Description of the task
In the records below, find each line with the word "Chiusura" and copy it.

— Start Records for this task —

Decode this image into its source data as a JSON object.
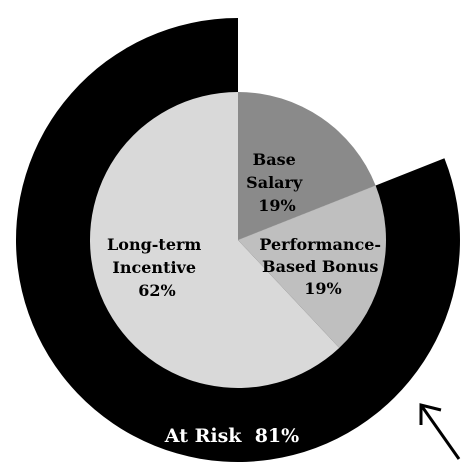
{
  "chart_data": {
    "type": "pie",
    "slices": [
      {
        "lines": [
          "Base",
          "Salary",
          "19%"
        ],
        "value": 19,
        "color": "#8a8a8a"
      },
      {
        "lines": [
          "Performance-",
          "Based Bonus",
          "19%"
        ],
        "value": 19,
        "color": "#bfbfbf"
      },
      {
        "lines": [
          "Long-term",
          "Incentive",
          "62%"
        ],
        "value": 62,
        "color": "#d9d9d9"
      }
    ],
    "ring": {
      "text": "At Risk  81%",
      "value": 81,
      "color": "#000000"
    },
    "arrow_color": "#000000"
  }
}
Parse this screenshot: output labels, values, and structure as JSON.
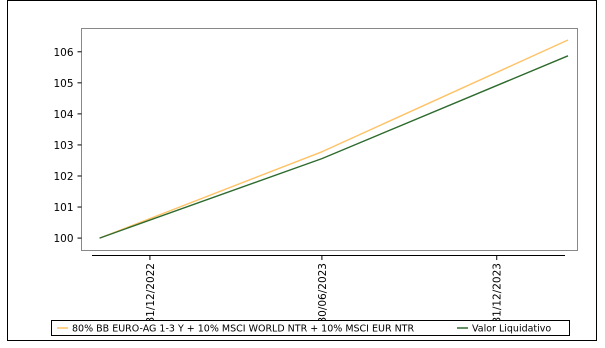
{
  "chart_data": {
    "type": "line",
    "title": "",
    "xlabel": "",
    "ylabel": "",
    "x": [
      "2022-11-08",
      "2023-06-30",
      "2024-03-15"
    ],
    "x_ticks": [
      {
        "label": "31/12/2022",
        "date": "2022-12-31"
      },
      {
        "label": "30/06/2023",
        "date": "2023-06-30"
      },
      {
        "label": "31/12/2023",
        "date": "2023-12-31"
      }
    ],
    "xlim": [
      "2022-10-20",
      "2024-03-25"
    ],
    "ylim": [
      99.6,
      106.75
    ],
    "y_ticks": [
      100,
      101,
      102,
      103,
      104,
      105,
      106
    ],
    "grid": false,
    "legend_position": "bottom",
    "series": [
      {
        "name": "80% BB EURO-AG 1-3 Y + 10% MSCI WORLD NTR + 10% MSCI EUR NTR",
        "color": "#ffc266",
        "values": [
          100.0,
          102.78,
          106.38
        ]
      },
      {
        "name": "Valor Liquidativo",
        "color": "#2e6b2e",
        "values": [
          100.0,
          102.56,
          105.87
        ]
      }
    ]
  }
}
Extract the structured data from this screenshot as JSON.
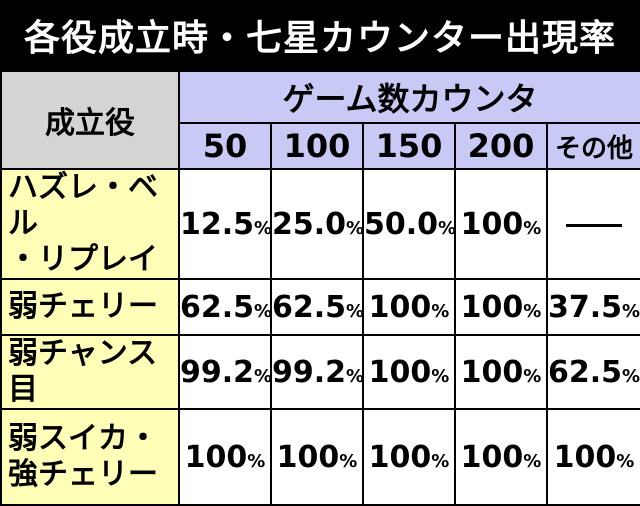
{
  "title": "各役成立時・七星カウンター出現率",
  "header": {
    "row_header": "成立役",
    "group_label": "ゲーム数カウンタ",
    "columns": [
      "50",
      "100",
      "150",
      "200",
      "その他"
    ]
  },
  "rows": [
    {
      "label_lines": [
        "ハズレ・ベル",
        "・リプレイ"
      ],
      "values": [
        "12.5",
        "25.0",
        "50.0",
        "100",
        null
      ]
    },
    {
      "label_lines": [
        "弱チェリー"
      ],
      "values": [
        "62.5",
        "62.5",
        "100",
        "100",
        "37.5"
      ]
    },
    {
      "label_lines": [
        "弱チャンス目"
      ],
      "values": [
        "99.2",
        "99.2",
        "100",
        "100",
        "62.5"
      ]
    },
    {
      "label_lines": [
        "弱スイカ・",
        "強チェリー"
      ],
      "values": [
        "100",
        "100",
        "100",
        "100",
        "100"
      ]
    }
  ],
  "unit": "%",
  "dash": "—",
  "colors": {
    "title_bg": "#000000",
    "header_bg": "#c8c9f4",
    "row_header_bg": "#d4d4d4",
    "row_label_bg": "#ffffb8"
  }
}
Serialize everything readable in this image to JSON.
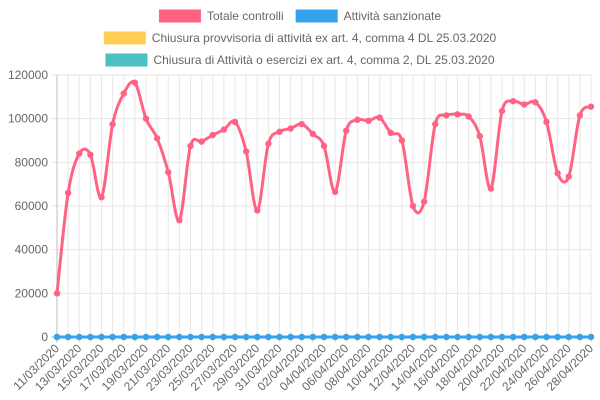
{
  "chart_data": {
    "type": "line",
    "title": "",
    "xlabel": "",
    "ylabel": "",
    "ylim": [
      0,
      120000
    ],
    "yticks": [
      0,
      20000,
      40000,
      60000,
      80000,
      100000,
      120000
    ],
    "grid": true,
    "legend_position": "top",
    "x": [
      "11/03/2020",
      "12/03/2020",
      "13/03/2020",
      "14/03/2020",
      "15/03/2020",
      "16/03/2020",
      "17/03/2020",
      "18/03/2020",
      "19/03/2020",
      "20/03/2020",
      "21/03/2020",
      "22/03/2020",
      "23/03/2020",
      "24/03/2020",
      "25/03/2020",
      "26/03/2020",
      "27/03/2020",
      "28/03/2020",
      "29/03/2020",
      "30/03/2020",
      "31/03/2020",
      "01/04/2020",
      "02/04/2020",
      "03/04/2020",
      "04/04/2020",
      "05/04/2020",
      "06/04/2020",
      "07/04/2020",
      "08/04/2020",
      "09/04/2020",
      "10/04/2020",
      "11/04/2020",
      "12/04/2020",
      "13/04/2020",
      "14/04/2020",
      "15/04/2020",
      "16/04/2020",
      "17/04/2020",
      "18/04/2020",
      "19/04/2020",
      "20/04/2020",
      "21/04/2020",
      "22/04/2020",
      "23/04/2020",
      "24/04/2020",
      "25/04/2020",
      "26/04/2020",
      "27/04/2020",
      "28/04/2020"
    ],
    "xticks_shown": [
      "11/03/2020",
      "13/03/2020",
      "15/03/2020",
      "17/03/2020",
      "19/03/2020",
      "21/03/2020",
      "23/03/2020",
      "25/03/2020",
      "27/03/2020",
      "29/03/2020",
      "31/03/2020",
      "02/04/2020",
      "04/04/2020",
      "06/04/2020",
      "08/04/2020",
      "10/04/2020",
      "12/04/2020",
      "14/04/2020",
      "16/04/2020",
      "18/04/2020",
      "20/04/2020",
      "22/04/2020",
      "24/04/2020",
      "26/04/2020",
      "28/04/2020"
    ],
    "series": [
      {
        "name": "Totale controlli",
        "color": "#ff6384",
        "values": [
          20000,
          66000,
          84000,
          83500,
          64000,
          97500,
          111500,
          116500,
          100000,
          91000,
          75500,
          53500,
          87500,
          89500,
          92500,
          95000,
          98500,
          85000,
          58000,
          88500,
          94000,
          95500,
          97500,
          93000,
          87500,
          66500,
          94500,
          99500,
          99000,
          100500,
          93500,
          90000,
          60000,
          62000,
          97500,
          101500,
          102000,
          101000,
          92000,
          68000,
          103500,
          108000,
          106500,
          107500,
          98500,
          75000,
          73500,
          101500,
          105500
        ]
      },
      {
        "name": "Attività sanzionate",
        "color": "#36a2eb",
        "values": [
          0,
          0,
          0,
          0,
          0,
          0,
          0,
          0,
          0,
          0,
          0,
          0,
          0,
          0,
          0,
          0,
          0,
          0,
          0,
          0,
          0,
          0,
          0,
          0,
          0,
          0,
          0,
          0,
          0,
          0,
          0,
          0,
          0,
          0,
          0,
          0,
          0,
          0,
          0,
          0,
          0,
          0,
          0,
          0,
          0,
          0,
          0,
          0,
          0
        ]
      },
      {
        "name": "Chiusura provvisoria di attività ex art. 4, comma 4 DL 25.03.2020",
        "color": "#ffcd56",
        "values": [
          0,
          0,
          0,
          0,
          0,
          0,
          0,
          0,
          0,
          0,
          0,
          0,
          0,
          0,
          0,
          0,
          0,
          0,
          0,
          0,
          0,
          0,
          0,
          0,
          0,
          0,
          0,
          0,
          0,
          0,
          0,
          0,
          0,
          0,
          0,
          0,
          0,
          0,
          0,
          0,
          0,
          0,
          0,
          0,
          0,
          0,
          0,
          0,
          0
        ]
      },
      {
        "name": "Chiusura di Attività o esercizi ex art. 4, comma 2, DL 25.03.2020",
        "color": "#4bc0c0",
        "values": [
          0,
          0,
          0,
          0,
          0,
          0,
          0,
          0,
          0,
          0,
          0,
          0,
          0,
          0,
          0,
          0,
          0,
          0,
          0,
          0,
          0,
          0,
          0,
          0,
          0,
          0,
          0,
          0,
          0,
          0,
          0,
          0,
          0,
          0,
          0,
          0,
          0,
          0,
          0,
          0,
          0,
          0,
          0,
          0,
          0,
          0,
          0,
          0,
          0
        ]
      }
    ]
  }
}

— End Records for this task —
— Start Records for this task —

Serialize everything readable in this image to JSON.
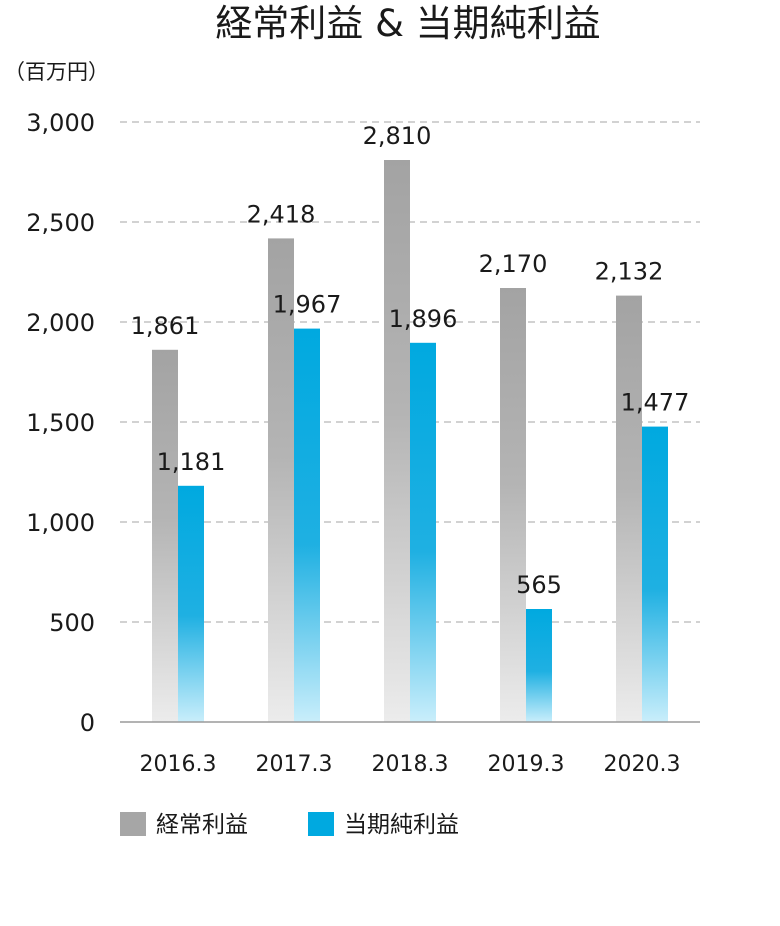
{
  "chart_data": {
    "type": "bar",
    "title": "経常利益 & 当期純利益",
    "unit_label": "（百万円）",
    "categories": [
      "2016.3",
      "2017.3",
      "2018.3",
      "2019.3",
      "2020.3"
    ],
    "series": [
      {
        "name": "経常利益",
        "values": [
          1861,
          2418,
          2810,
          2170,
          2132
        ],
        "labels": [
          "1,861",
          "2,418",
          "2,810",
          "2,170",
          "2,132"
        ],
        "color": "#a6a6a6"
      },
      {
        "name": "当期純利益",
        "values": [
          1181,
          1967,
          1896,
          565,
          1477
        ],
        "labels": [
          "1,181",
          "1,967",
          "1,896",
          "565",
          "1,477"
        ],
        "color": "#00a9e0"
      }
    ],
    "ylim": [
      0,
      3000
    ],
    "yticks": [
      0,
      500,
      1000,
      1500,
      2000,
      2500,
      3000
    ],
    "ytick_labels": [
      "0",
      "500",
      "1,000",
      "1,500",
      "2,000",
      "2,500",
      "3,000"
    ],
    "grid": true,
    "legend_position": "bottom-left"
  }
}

— End Records for this task —

Final result
        "name": "Chiusura provvisoria di attività ex art. 4, comma 4 DL 25.03.2020",
        "name": "Chiusura di Attività o esercizi ex art. 4, comma 2, DL 25.03.2020",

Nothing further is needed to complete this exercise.